Launch preparation: No knowledge of physics, engineering, or how to make sense of assembly manuals written in poorly translated Mandarin necessary.

The only design flaw is at the point where the three legs of the launch stand fit together. They fit, but easily spring apart. I fixed the problem just as easily by wrapping the juncture with three inches of polka-dotted duct tape.

The Stomp Rocket Junior Glow Kit with four extra rockets, $22.42 on Amazon. Amazing fact: they are as fun as the kids on the box make them look.*                                                                        *This blog is not financially compensated by Stomp Rockets in any way, unfortunately.

The key to their success, I believe, lies in the simplicity of their design. It’s nothing that I couldn’t have made a crude version of myself, out of a whoopee cushion, a length of garden hose, a sawed-off snorkel affixed to four rulers strategically taped together, a few tennis balls with holes cut in them and, of course, the polka dotted duct tape.

In fact, the only improvement I can think of that would make them even more attractive to the bot-aged set is if the air reservoir did make a fart sound when you jumped on it, in addition to sending a rocket flying up into the air.

Keep your eyes open for the new and improved version.

Yesterday’s Mystery Post, Take Two

Sorry it’s so dark. But it IS a cave. Mbot is modeling the giant bat ears that demonstrate how well bats can hear. So here he is hearing the story of the unlucky sloth, told over and over again, really really loudly.

For those of you who read yesterday’s cryptic post before I discovered that most of it was missing, I apologize. Now, in today’s few bot-free minutes, I will try to recreate it:

11,000 years ago, a sloth fell through a crack. It fell into a cave. It couldn’t get out. It died in the cave.

The kind docent in the Shasta Ground Sloth cave at the Arizona-Sonora Desert Museum told us this story on Sunday when we were admiring the fossilized skeleton and the ancient sloth poop that I managed to not delete in yesterday’s post.

The bots listened with great concern and then baraged the docent with questions. “Why did he fall through the crack?” (I was going to answer, ‘because it didn’t come when it’s mother called it’ but she beat me with ‘Sloths don’t have very big brains.’) “Why could he not get out?” (There was no door.) “Why did he die?” (Because he couldn’t get out of the cave.) While Mbot tried on a giant pair of bat ears which magnified all the cave sounds, Gbot stood rooted in place beside the docent, craning his neck upward to look at her and repeating the questions. Perhaps hoping for different, better answers. But the answers didn’t change.

*WHAT IS REQUIRED:*
In the stomp rocket post, rewrite the passage starting with "Launch preparation: No" and going on through "any way, unfortunately.", replacing "launch stand" with "rocket stand".

*INFORMATION SHOWN:*
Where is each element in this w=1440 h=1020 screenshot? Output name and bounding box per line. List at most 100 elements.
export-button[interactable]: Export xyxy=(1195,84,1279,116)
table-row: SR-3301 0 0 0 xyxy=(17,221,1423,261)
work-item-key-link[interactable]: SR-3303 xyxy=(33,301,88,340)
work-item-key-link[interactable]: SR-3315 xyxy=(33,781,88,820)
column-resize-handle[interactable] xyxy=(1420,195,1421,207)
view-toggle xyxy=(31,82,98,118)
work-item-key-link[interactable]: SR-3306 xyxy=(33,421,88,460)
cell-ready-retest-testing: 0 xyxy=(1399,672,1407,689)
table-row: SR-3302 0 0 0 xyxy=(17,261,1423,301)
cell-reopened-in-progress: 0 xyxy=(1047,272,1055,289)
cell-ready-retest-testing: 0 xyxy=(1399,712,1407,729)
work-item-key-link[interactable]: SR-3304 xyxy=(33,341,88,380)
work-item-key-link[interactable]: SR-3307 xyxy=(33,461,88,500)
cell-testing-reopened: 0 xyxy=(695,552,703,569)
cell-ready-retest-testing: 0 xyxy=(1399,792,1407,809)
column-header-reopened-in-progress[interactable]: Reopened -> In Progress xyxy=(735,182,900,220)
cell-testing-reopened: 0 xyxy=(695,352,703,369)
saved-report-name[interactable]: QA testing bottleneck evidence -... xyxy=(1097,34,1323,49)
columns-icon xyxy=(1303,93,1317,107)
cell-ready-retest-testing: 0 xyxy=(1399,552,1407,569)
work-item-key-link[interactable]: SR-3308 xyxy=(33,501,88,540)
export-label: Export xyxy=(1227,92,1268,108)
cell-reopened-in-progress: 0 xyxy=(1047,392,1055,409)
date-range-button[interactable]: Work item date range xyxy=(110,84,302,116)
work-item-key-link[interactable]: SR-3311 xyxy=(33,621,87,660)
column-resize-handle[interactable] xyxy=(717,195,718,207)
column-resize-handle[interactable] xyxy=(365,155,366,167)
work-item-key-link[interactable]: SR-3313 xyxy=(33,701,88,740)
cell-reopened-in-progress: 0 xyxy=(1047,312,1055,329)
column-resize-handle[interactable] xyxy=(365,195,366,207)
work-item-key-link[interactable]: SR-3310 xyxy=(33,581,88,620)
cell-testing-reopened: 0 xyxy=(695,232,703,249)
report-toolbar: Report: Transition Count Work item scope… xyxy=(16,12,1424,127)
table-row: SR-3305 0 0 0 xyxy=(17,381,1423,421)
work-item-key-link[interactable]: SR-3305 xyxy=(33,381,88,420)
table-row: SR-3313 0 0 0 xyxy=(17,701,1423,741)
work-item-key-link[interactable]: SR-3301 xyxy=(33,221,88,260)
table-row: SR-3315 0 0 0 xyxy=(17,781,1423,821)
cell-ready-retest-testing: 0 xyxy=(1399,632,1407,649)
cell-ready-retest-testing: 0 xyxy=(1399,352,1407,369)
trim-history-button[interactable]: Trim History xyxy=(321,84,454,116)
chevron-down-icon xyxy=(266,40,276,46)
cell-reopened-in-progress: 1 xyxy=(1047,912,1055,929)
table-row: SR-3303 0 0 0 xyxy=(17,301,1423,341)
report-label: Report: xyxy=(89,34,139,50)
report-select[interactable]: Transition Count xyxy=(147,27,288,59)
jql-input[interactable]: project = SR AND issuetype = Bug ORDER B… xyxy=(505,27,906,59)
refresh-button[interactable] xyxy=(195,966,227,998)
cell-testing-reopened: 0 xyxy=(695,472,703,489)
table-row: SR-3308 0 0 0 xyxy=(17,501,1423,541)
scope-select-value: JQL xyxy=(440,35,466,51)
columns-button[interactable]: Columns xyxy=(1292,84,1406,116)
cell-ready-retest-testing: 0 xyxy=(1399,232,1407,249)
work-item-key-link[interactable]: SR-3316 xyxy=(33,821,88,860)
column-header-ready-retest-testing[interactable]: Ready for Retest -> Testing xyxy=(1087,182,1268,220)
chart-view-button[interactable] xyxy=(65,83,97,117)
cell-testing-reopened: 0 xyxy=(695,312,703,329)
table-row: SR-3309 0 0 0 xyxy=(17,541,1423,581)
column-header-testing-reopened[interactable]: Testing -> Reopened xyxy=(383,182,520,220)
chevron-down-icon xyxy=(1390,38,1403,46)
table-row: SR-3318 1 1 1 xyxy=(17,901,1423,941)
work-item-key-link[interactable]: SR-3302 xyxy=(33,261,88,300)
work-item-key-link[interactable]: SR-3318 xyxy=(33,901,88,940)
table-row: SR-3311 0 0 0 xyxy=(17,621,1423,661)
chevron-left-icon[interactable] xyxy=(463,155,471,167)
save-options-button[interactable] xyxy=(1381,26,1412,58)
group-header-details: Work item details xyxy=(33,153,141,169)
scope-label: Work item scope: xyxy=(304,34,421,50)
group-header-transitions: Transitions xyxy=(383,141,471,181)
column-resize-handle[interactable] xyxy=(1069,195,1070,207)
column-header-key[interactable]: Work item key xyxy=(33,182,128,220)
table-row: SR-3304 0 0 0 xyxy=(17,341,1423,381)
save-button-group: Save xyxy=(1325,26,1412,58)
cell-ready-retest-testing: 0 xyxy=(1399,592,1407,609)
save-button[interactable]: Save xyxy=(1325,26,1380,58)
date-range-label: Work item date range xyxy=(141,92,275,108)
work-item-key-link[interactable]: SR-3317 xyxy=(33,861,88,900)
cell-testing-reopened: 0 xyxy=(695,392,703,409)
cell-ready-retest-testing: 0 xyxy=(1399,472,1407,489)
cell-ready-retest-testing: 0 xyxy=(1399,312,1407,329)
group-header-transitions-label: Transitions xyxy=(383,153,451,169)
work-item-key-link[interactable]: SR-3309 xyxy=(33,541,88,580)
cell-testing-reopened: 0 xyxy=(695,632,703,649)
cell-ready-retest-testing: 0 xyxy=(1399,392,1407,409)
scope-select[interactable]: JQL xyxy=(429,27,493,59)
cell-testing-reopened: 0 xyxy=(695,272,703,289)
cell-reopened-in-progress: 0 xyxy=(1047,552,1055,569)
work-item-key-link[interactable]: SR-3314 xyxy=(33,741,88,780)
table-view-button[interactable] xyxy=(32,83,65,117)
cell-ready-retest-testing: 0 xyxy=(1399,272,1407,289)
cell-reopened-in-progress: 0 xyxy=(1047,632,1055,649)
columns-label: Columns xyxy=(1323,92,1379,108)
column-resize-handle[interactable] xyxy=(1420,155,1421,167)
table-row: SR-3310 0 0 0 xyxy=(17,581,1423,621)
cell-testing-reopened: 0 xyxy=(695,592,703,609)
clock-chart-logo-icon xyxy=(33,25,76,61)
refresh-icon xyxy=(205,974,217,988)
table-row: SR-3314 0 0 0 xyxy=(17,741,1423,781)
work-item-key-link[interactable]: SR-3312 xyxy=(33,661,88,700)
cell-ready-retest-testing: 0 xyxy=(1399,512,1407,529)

*RESULT FOR THIS EXERCISE:*
Launch preparation: No knowledge of physics, engineering, or how to make sense of assembly manuals written in poorly translated Mandarin necessary.

The only design flaw is at the point where the three legs of the rocket stand fit together. They fit, but easily spring apart. I fixed the problem just as easily by wrapping the juncture with three inches of polka-dotted duct tape.

The Stomp Rocket Junior Glow Kit with four extra rockets, $22.42 on Amazon. Amazing fact: they are as fun as the kids on the box make them look.*                                                                        *This blog is not financially compensated by Stomp Rockets in any way, unfortunately.